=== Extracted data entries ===
-----
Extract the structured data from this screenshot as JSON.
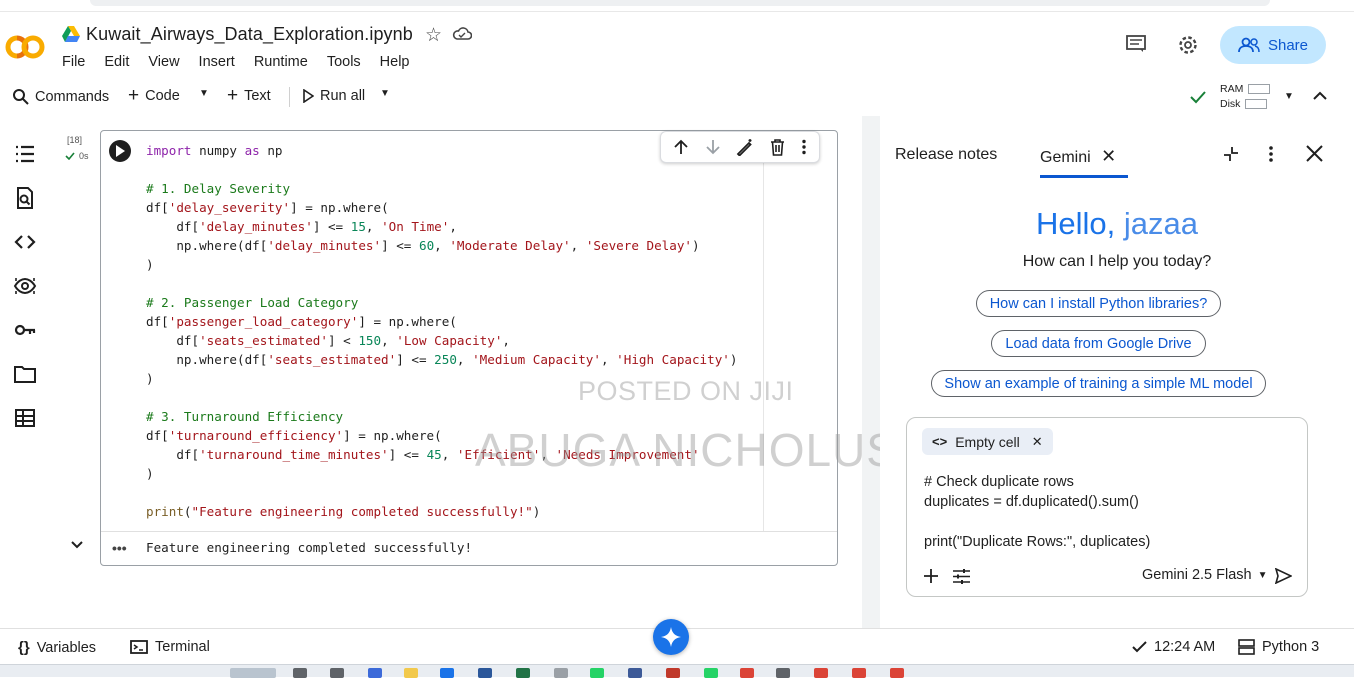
{
  "header": {
    "title": "Kuwait_Airways_Data_Exploration.ipynb",
    "menu": [
      "File",
      "Edit",
      "View",
      "Insert",
      "Runtime",
      "Tools",
      "Help"
    ],
    "share_label": "Share",
    "logo_text": "CO"
  },
  "toolbar": {
    "commands_label": "Commands",
    "code_label": "Code",
    "text_label": "Text",
    "run_all_label": "Run all",
    "ram_label": "RAM",
    "disk_label": "Disk"
  },
  "cell": {
    "exec_count": "[18]",
    "exec_time": "0s",
    "output": "Feature engineering completed successfully!",
    "output_dots": "•••"
  },
  "watermark": {
    "line1": "POSTED ON JIJI",
    "line2": "ABUGA NICHOLUS"
  },
  "panel": {
    "tab_release": "Release notes",
    "tab_gemini": "Gemini",
    "greeting_hello": "Hello,",
    "greeting_name": "jazaa",
    "help_question": "How can I help you today?",
    "suggestions": [
      "How can I install Python libraries?",
      "Load data from Google Drive",
      "Show an example of training a simple ML model"
    ],
    "context_chip": "Empty cell",
    "prompt_lines": [
      "# Check duplicate rows",
      "duplicates = df.duplicated().sum()",
      "",
      "print(\"Duplicate Rows:\", duplicates)"
    ],
    "model": "Gemini 2.5 Flash"
  },
  "status": {
    "variables_label": "Variables",
    "terminal_label": "Terminal",
    "time": "12:24 AM",
    "runtime": "Python 3"
  },
  "colors": {
    "accent": "#0b57d0",
    "share_bg": "#c2e7ff",
    "hello": "#1a73e8"
  }
}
-----
=== Task requirements ===
Return every line in the listing that contains the word "model".

=== Result below ===
      "Show an example of training a simple ML model"
    "model": "Gemini 2.5 Flash"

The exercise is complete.